-------- SUPPLIED DATA
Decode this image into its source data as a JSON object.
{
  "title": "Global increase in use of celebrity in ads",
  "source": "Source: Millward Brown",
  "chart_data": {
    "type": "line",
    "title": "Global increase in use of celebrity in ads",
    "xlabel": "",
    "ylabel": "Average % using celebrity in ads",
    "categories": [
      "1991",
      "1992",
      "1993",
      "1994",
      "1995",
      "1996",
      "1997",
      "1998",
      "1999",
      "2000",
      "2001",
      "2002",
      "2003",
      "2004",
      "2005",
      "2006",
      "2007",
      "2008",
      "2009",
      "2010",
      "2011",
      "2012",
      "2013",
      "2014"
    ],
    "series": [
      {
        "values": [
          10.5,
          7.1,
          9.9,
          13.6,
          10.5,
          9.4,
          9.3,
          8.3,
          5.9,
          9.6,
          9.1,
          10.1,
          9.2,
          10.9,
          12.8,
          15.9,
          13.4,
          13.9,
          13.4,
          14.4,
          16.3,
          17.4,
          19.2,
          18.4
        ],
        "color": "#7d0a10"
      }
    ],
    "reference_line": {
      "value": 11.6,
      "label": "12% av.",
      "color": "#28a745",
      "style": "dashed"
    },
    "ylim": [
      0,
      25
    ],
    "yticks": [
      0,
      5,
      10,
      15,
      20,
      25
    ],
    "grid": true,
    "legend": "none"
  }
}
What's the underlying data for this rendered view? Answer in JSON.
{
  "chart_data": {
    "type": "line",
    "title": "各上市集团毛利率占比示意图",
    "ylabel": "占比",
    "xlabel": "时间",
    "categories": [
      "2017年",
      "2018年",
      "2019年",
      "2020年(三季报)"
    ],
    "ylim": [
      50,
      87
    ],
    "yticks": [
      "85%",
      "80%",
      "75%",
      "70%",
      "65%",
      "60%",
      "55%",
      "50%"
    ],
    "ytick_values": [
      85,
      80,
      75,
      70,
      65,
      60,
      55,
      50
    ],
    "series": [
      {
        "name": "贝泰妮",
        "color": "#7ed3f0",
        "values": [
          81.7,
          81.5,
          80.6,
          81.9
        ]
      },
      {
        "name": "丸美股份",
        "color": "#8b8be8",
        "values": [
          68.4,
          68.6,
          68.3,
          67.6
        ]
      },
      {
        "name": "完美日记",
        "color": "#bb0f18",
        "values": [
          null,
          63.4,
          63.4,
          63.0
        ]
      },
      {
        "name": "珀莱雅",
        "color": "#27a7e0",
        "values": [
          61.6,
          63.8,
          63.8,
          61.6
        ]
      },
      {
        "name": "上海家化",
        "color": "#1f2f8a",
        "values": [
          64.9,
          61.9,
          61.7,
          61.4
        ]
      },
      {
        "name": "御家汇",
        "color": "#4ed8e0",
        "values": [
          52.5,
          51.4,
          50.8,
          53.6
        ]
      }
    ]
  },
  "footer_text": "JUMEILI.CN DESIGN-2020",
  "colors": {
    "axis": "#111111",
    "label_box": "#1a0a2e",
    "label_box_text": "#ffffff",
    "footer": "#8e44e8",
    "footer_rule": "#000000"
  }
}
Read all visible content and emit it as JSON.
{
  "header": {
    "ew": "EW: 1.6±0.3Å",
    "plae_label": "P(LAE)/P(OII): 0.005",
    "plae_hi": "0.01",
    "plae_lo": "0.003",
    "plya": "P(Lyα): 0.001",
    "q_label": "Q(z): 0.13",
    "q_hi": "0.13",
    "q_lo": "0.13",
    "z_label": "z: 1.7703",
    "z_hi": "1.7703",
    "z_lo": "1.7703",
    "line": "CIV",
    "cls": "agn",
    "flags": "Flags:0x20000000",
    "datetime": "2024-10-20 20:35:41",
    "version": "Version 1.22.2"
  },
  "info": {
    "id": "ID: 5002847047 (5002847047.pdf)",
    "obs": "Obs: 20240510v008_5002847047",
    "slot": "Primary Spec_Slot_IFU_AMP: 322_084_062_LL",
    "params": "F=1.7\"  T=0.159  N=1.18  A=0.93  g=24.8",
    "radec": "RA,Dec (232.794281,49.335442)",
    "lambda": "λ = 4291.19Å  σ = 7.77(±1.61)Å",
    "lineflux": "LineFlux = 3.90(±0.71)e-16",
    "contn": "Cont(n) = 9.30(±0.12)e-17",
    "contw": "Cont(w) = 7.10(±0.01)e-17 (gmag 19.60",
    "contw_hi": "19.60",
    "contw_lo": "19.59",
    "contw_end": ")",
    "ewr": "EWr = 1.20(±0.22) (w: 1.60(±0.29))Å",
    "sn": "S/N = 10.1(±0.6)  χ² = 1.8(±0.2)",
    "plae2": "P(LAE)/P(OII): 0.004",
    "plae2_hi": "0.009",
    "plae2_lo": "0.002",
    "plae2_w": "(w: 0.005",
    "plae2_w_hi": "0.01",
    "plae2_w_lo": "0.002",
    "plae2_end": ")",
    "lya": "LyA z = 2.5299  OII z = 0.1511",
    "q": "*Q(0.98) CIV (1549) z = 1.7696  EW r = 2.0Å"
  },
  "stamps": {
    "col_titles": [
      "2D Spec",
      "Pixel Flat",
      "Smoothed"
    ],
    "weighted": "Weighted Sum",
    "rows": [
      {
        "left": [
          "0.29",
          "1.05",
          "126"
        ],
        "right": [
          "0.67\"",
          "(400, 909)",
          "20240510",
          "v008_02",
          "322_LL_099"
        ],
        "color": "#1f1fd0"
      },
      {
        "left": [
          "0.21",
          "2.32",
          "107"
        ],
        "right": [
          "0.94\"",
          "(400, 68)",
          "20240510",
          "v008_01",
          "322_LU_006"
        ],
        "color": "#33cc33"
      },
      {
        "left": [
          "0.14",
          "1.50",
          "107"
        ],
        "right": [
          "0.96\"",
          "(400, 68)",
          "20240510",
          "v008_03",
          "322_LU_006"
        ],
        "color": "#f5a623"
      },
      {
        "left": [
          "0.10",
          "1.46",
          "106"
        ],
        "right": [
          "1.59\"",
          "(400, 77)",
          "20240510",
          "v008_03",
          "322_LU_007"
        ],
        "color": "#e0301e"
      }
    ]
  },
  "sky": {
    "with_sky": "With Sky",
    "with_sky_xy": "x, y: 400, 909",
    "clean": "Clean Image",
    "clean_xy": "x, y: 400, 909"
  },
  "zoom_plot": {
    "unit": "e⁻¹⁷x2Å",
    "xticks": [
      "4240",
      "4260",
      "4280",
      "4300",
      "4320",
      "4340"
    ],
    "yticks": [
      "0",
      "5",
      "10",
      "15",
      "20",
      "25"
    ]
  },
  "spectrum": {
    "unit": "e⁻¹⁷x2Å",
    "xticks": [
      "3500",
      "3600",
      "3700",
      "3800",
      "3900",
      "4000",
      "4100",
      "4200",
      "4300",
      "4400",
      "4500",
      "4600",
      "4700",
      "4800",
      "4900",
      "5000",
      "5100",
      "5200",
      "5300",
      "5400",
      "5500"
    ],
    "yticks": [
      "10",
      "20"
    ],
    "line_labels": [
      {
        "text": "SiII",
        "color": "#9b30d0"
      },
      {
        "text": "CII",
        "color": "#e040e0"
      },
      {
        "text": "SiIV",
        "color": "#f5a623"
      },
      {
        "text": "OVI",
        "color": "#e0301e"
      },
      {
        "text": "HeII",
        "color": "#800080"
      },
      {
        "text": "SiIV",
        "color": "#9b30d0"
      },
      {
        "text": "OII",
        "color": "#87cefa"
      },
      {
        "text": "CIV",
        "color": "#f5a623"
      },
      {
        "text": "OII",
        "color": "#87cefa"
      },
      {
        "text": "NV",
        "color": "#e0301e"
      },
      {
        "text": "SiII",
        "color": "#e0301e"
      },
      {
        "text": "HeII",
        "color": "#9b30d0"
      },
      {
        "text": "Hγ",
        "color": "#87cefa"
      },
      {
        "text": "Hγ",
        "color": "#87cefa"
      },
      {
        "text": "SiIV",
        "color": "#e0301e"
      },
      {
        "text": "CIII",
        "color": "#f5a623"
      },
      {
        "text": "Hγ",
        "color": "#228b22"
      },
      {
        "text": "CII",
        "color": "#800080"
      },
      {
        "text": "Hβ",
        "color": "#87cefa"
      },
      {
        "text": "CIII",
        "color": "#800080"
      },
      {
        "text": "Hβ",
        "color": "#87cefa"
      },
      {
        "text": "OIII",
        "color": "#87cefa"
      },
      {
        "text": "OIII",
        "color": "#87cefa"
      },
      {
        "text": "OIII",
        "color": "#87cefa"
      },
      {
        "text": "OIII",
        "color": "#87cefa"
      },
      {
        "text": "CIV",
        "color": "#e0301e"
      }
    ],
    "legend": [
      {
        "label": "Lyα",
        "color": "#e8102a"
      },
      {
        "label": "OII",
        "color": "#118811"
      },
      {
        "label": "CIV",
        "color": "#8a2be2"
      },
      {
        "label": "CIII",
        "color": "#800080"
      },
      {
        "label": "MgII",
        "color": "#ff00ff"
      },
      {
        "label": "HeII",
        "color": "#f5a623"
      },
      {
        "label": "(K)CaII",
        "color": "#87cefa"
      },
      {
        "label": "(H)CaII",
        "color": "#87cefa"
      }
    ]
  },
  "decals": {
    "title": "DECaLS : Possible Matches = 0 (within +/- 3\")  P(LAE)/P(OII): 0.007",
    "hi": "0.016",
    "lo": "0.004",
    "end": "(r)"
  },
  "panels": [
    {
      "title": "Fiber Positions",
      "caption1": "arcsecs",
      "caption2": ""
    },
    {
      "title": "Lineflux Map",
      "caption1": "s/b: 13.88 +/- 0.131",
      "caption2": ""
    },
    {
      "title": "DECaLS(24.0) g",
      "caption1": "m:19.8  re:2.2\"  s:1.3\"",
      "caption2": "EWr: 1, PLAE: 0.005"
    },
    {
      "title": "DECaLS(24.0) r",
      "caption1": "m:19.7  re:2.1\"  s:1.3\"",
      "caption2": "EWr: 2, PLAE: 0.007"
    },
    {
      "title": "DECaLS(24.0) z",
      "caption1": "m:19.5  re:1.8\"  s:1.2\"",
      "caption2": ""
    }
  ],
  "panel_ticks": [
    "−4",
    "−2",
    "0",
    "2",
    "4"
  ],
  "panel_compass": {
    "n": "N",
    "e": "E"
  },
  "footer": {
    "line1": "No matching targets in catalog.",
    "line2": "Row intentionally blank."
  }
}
----------------
EXERCISE AIM
Extract every line of the records above that contains the word "increase".

FINISHED EXERCISE
  "title": "Global increase in use of celebrity in ads",
    "title": "Global increase in use of celebrity in ads",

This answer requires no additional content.